(Figure contents as structured data)
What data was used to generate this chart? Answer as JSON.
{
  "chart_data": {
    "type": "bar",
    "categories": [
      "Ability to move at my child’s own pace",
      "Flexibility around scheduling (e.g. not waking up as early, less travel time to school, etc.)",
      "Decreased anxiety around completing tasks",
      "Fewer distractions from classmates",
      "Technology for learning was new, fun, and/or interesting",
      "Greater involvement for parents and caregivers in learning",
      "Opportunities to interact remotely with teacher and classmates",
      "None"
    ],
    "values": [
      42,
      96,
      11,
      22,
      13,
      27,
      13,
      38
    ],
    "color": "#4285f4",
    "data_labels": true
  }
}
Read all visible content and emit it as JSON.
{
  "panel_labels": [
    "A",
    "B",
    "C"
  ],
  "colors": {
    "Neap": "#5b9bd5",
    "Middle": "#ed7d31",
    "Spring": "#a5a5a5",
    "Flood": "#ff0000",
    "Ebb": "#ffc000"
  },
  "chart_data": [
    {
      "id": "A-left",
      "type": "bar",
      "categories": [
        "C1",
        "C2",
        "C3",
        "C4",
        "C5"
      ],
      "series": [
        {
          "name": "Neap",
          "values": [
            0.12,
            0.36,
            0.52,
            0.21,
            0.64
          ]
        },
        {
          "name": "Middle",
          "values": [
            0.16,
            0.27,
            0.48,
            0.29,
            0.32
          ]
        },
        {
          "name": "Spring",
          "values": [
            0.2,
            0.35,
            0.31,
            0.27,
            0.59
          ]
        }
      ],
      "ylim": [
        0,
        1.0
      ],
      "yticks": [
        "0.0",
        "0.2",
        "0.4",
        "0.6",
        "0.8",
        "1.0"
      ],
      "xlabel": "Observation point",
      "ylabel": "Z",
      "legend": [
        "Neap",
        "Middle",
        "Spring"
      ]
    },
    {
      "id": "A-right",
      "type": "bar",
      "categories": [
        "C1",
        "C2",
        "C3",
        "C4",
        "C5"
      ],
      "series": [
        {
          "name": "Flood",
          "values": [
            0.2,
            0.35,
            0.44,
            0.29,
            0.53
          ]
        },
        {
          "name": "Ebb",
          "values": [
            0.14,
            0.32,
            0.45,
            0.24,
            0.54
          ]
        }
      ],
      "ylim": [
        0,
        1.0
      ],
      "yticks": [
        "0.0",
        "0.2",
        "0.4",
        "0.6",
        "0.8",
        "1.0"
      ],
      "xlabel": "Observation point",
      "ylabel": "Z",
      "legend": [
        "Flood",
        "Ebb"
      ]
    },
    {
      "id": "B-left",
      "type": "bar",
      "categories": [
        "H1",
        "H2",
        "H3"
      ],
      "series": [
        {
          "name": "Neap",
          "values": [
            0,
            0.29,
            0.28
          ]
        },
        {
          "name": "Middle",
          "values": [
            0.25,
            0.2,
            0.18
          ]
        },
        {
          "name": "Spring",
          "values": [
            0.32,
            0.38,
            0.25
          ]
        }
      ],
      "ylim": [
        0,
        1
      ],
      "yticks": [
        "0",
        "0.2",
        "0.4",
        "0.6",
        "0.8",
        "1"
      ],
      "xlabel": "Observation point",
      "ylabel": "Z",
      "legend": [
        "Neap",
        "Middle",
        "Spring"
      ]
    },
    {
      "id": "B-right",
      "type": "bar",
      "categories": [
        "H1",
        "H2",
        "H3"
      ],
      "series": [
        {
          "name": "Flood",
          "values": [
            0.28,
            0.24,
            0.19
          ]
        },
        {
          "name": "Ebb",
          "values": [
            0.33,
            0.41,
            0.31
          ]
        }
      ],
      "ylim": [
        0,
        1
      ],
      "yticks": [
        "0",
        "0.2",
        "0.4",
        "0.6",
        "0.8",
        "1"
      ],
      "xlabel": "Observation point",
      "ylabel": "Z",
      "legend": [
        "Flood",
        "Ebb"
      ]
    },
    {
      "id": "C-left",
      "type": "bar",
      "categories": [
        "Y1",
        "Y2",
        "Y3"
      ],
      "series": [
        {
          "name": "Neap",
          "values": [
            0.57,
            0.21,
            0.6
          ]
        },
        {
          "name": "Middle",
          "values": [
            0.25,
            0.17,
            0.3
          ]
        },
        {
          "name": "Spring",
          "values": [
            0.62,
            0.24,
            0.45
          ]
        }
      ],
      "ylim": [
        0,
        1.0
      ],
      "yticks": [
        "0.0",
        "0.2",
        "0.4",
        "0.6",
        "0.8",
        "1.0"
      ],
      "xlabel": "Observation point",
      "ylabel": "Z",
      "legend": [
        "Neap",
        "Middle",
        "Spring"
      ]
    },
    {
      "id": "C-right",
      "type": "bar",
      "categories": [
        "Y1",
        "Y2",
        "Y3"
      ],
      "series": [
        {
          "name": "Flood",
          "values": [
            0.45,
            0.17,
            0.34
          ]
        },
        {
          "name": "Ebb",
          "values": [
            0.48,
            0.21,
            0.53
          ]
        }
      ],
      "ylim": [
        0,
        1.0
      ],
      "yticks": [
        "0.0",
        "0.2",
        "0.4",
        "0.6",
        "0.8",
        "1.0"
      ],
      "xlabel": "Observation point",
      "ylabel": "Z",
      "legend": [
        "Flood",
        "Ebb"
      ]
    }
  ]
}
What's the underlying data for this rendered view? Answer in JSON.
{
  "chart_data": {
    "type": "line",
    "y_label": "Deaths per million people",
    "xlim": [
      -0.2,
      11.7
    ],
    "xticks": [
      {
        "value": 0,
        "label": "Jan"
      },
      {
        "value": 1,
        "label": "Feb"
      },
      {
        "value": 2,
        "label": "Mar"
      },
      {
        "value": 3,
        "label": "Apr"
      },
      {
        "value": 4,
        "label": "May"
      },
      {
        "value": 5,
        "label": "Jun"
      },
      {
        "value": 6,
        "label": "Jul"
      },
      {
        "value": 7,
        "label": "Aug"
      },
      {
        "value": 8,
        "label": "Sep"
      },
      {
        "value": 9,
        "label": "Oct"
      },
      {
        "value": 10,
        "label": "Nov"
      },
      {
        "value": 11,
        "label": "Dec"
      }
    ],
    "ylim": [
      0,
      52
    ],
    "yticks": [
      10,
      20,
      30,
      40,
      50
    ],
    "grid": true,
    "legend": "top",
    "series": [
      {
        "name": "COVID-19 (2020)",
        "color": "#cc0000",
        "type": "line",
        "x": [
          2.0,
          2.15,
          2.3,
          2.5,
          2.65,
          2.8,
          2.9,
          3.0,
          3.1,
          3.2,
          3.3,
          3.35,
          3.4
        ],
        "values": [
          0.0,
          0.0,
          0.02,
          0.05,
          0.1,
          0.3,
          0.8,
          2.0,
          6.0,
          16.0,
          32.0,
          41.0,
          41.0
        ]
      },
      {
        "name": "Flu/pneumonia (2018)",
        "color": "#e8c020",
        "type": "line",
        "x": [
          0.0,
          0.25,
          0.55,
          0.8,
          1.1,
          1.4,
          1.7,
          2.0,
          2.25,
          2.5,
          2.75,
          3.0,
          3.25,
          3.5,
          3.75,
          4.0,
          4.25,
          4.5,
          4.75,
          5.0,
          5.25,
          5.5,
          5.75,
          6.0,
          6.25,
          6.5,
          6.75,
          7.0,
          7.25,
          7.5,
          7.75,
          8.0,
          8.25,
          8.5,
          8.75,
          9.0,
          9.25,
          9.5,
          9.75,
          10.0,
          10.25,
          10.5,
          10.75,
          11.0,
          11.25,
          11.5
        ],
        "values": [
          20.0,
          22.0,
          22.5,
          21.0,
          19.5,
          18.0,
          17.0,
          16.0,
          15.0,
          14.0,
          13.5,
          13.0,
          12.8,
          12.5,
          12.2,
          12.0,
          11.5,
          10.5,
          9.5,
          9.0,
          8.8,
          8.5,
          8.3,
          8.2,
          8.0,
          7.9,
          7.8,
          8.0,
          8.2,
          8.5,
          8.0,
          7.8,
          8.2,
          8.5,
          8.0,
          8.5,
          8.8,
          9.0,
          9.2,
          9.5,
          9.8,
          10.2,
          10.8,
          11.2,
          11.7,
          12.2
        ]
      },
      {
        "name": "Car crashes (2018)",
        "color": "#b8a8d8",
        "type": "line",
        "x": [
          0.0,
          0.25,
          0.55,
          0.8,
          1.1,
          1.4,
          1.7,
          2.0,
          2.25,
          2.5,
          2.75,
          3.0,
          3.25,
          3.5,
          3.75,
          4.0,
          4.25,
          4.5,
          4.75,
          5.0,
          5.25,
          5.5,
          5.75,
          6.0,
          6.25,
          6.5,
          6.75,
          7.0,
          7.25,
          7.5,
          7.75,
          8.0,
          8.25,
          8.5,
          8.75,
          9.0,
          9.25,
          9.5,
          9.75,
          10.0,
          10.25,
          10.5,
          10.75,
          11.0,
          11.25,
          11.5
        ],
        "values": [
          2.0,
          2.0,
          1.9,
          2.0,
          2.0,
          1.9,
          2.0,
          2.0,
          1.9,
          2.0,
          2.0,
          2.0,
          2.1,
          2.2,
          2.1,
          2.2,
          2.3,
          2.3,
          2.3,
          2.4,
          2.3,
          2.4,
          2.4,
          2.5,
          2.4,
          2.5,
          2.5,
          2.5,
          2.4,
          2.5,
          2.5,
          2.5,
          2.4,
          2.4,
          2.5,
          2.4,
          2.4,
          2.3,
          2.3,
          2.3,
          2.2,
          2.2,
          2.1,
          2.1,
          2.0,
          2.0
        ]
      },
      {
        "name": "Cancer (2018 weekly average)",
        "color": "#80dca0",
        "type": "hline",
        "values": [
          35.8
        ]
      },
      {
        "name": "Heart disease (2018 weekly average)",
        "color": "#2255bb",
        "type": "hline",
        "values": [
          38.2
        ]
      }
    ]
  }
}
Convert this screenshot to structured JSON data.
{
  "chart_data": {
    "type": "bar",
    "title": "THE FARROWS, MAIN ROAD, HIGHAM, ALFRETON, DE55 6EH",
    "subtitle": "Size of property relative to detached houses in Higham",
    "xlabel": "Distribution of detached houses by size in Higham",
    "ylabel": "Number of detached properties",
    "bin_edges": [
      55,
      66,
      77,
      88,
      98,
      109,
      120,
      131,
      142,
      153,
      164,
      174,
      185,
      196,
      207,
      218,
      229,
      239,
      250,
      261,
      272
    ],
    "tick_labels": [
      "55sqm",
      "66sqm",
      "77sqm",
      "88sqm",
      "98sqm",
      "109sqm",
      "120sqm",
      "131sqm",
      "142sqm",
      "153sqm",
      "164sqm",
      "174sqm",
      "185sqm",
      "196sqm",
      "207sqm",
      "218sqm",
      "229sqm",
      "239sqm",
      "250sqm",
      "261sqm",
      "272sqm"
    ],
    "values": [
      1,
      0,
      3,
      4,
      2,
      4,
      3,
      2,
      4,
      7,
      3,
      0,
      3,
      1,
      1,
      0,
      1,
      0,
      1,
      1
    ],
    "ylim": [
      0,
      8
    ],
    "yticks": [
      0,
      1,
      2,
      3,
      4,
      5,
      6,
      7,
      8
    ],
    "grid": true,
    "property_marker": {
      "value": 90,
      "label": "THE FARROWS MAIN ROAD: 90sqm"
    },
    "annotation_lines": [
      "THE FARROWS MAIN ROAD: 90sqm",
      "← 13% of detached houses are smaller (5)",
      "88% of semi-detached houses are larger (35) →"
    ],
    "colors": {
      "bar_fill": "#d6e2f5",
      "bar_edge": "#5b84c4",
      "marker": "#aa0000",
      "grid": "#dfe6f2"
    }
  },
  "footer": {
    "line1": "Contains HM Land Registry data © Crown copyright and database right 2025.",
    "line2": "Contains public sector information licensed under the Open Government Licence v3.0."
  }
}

#### EXERCISE BRIEF
Lines containing the word "JSON" are to be tallied; report only the total.

#### THE RESULT
4